» EXERCISE
Omit all images, then return the remaining material exactly as it stands.
--- start PROVIDED MATERIAL ---
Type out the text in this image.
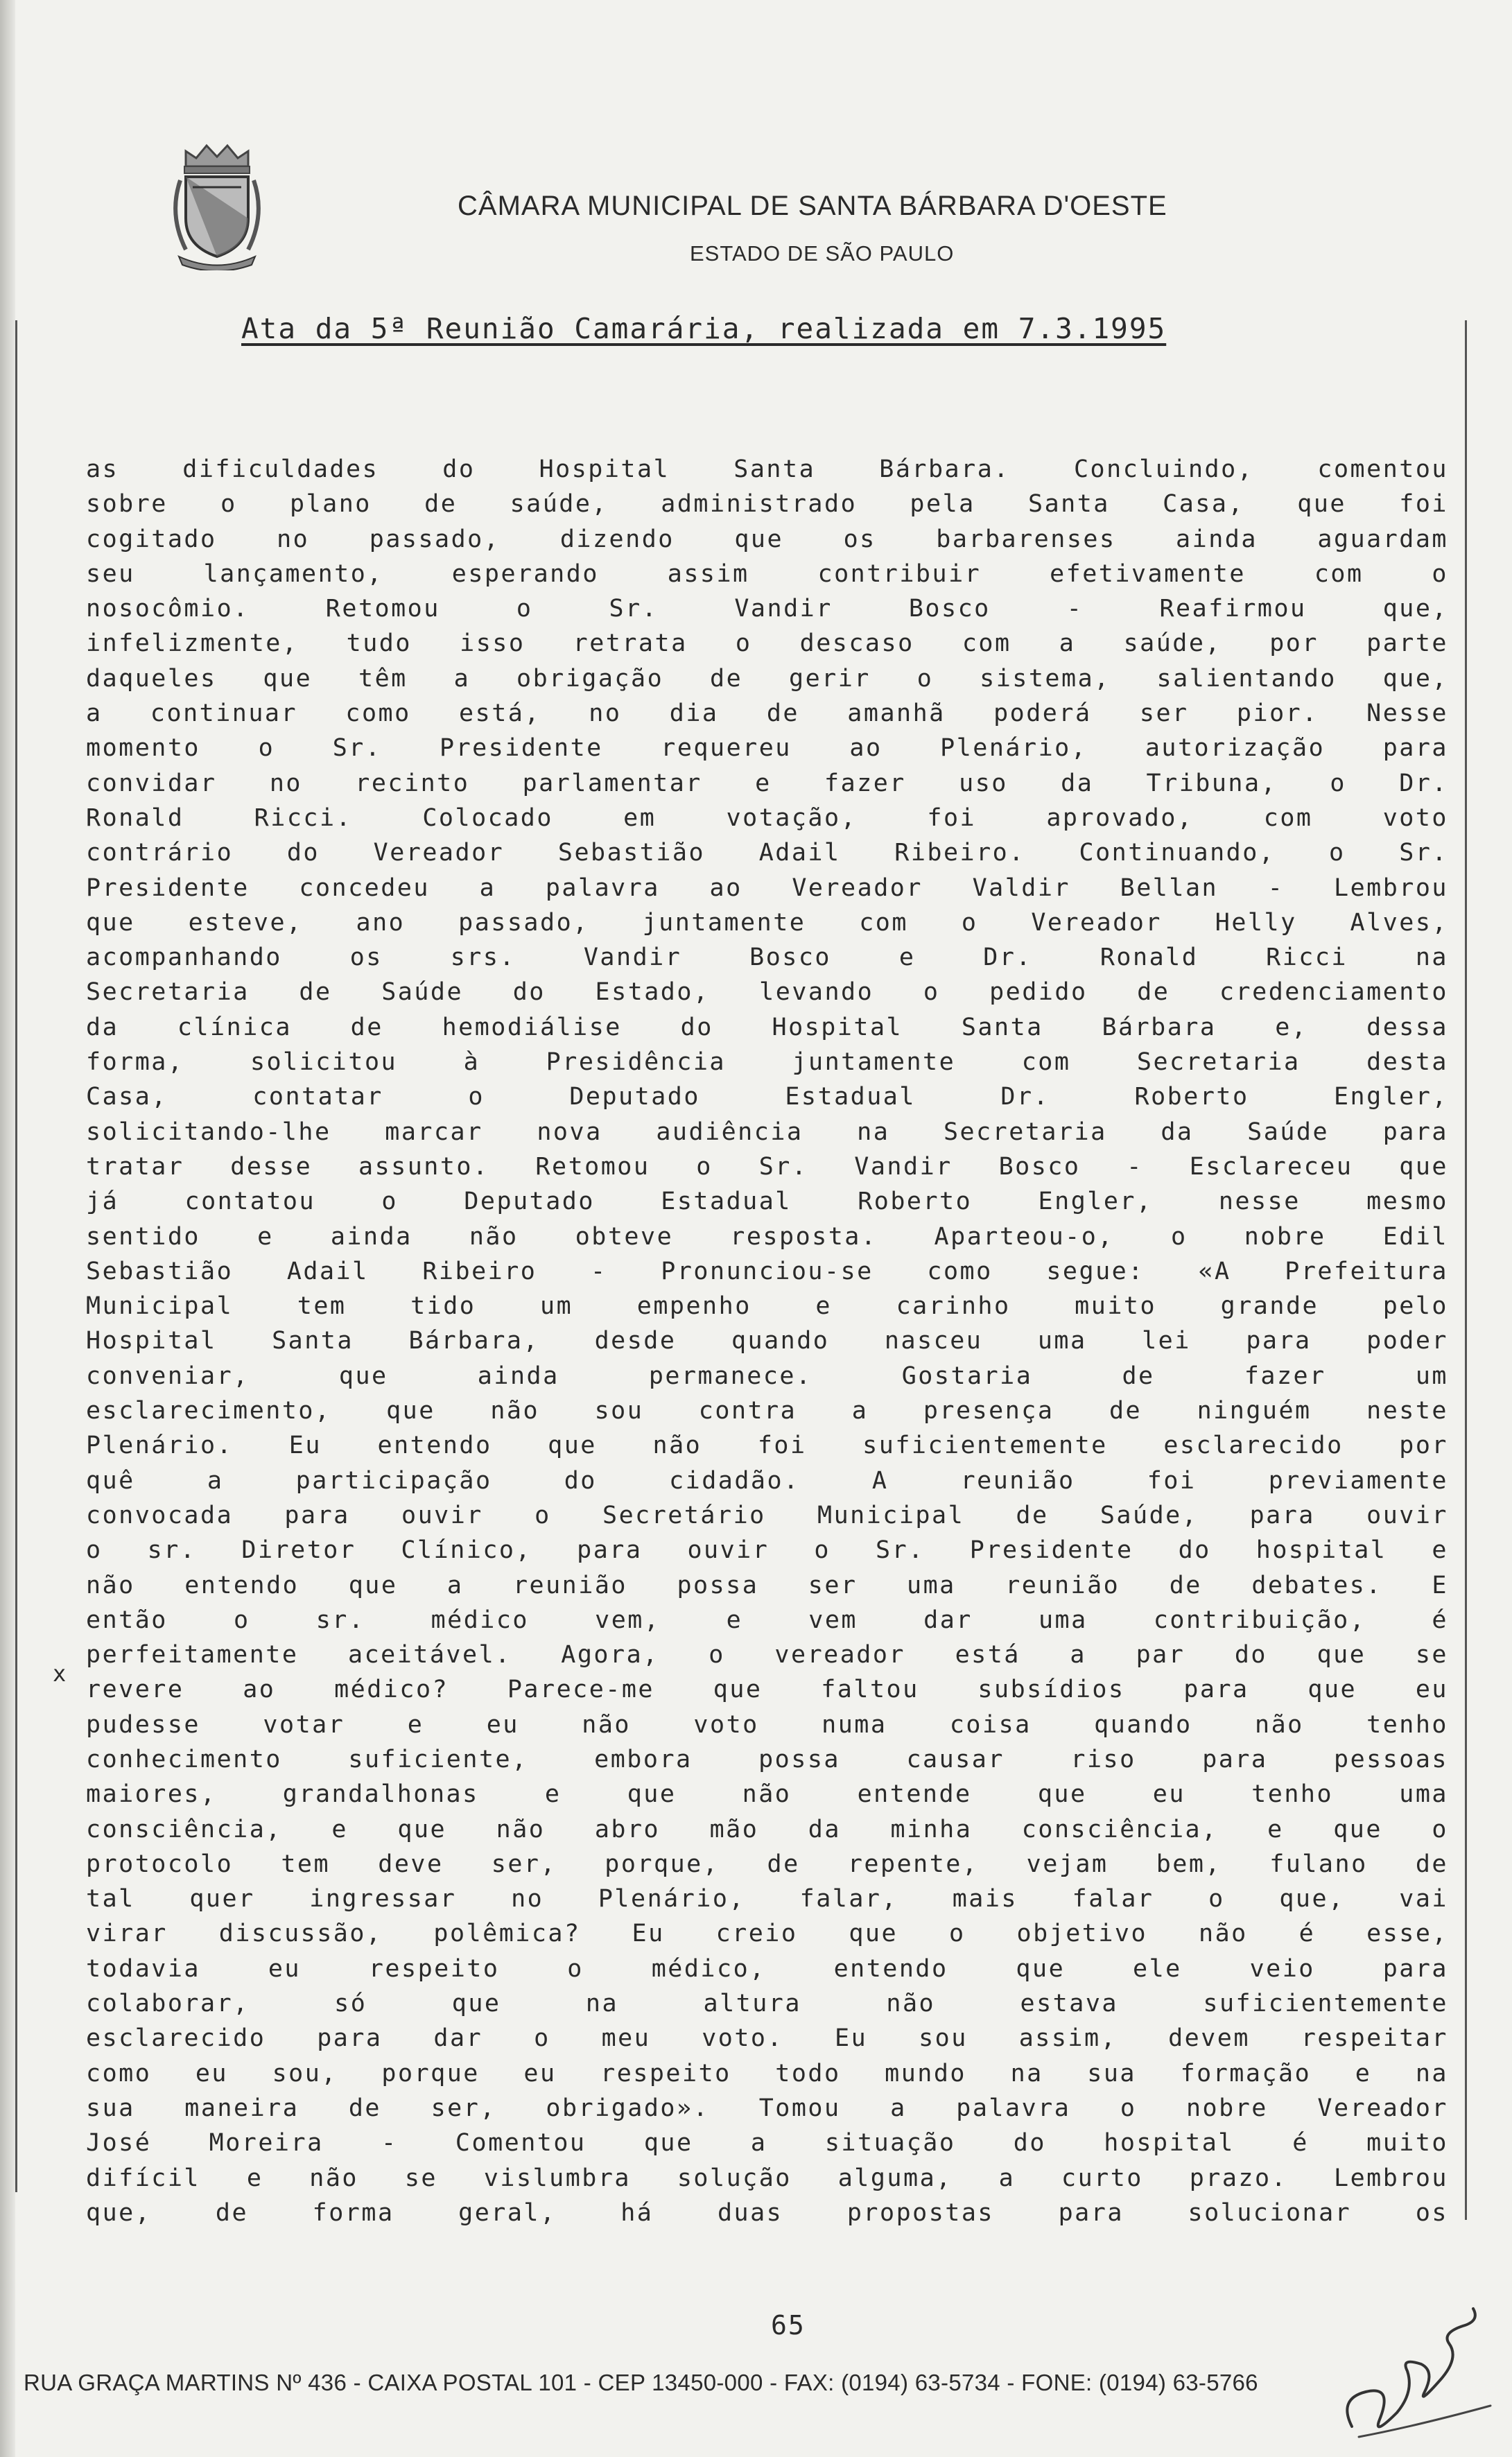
CÂMARA MUNICIPAL DE SANTA BÁRBARA D'OESTE
ESTADO DE SÃO PAULO
Ata da 5ª Reunião Camarária, realizada em 7.3.1995
as dificuldades do Hospital Santa Bárbara. Concluindo, comentou
sobre o plano de saúde, administrado pela Santa Casa, que foi
cogitado no passado, dizendo que os barbarenses ainda aguardam
seu lançamento, esperando assim contribuir efetivamente com o
nosocômio. Retomou o Sr. Vandir Bosco - Reafirmou que,
infelizmente, tudo isso retrata o descaso com a saúde, por parte
daqueles que têm a obrigação de gerir o sistema, salientando que,
a continuar como está, no dia de amanhã poderá ser pior. Nesse
momento o Sr. Presidente requereu ao Plenário, autorização para
convidar no recinto parlamentar e fazer uso da Tribuna, o Dr.
Ronald Ricci. Colocado em votação, foi aprovado, com voto
contrário do Vereador Sebastião Adail Ribeiro. Continuando, o Sr.
Presidente concedeu a palavra ao Vereador Valdir Bellan - Lembrou
que esteve, ano passado, juntamente com o Vereador Helly Alves,
acompanhando os srs. Vandir Bosco e Dr. Ronald Ricci na
Secretaria de Saúde do Estado, levando o pedido de credenciamento
da clínica de hemodiálise do Hospital Santa Bárbara e, dessa
forma, solicitou à Presidência juntamente com Secretaria desta
Casa, contatar o Deputado Estadual Dr. Roberto Engler,
solicitando-lhe marcar nova audiência na Secretaria da Saúde para
tratar desse assunto. Retomou o Sr. Vandir Bosco - Esclareceu que
já contatou o Deputado Estadual Roberto Engler, nesse mesmo
sentido e ainda não obteve resposta. Aparteou-o, o nobre Edil
Sebastião Adail Ribeiro - Pronunciou-se como segue: «A Prefeitura
Municipal tem tido um empenho e carinho muito grande pelo
Hospital Santa Bárbara, desde quando nasceu uma lei para poder
conveniar, que ainda permanece. Gostaria de fazer um
esclarecimento, que não sou contra a presença de ninguém neste
Plenário. Eu entendo que não foi suficientemente esclarecido por
quê a participação do cidadão. A reunião foi previamente
convocada para ouvir o Secretário Municipal de Saúde, para ouvir
o sr. Diretor Clínico, para ouvir o Sr. Presidente do hospital e
não entendo que a reunião possa ser uma reunião de debates. E
então o sr. médico vem, e vem dar uma contribuição, é
perfeitamente aceitável. Agora, o vereador está a par do que se
revere ao médico? Parece-me que faltou subsídios para que eu
pudesse votar e eu não voto numa coisa quando não tenho
conhecimento suficiente, embora possa causar riso para pessoas
maiores, grandalhonas e que não entende que eu tenho uma
consciência, e que não abro mão da minha consciência, e que o
protocolo tem deve ser, porque, de repente, vejam bem, fulano de
tal quer ingressar no Plenário, falar, mais falar o que, vai
virar discussão, polêmica? Eu creio que o objetivo não é esse,
todavia eu respeito o médico, entendo que ele veio para
colaborar, só que na altura não estava suficientemente
esclarecido para dar o meu voto. Eu sou assim, devem respeitar
como eu sou, porque eu respeito todo mundo na sua formação e na
sua maneira de ser, obrigado». Tomou a palavra o nobre Vereador
José Moreira - Comentou que a situação do hospital é muito
difícil e não se vislumbra solução alguma, a curto prazo. Lembrou
que, de forma geral, há duas propostas para solucionar os
x
65
RUA GRAÇA MARTINS Nº 436 - CAIXA POSTAL 101 - CEP 13450-000 - FAX: (0194) 63-5734 - FONE: (0194) 63-5766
--- end PROVIDED MATERIAL ---
» RESPONSE TO THE TASK
Type out the text in this image.
CÂMARA MUNICIPAL DE SANTA BÁRBARA D'OESTE
ESTADO DE SÃO PAULO
Ata da 5ª Reunião Camarária, realizada em 7.3.1995
as dificuldades do Hospital Santa Bárbara. Concluindo, comentou
sobre o plano de saúde, administrado pela Santa Casa, que foi
cogitado no passado, dizendo que os barbarenses ainda aguardam
seu lançamento, esperando assim contribuir efetivamente com o
nosocômio. Retomou o Sr. Vandir Bosco - Reafirmou que,
infelizmente, tudo isso retrata o descaso com a saúde, por parte
daqueles que têm a obrigação de gerir o sistema, salientando que,
a continuar como está, no dia de amanhã poderá ser pior. Nesse
momento o Sr. Presidente requereu ao Plenário, autorização para
convidar no recinto parlamentar e fazer uso da Tribuna, o Dr.
Ronald Ricci. Colocado em votação, foi aprovado, com voto
contrário do Vereador Sebastião Adail Ribeiro. Continuando, o Sr.
Presidente concedeu a palavra ao Vereador Valdir Bellan - Lembrou
que esteve, ano passado, juntamente com o Vereador Helly Alves,
acompanhando os srs. Vandir Bosco e Dr. Ronald Ricci na
Secretaria de Saúde do Estado, levando o pedido de credenciamento
da clínica de hemodiálise do Hospital Santa Bárbara e, dessa
forma, solicitou à Presidência juntamente com Secretaria desta
Casa, contatar o Deputado Estadual Dr. Roberto Engler,
solicitando-lhe marcar nova audiência na Secretaria da Saúde para
tratar desse assunto. Retomou o Sr. Vandir Bosco - Esclareceu que
já contatou o Deputado Estadual Roberto Engler, nesse mesmo
sentido e ainda não obteve resposta. Aparteou-o, o nobre Edil
Sebastião Adail Ribeiro - Pronunciou-se como segue: «A Prefeitura
Municipal tem tido um empenho e carinho muito grande pelo
Hospital Santa Bárbara, desde quando nasceu uma lei para poder
conveniar, que ainda permanece. Gostaria de fazer um
esclarecimento, que não sou contra a presença de ninguém neste
Plenário. Eu entendo que não foi suficientemente esclarecido por
quê a participação do cidadão. A reunião foi previamente
convocada para ouvir o Secretário Municipal de Saúde, para ouvir
o sr. Diretor Clínico, para ouvir o Sr. Presidente do hospital e
não entendo que a reunião possa ser uma reunião de debates. E
então o sr. médico vem, e vem dar uma contribuição, é
perfeitamente aceitável. Agora, o vereador está a par do que se
revere ao médico? Parece-me que faltou subsídios para que eu
pudesse votar e eu não voto numa coisa quando não tenho
conhecimento suficiente, embora possa causar riso para pessoas
maiores, grandalhonas e que não entende que eu tenho uma
consciência, e que não abro mão da minha consciência, e que o
protocolo tem deve ser, porque, de repente, vejam bem, fulano de
tal quer ingressar no Plenário, falar, mais falar o que, vai
virar discussão, polêmica? Eu creio que o objetivo não é esse,
todavia eu respeito o médico, entendo que ele veio para
colaborar, só que na altura não estava suficientemente
esclarecido para dar o meu voto. Eu sou assim, devem respeitar
como eu sou, porque eu respeito todo mundo na sua formação e na
sua maneira de ser, obrigado». Tomou a palavra o nobre Vereador
José Moreira - Comentou que a situação do hospital é muito
difícil e não se vislumbra solução alguma, a curto prazo. Lembrou
que, de forma geral, há duas propostas para solucionar os
x
65
RUA GRAÇA MARTINS Nº 436 - CAIXA POSTAL 101 - CEP 13450-000 - FAX: (0194) 63-5734 - FONE: (0194) 63-5766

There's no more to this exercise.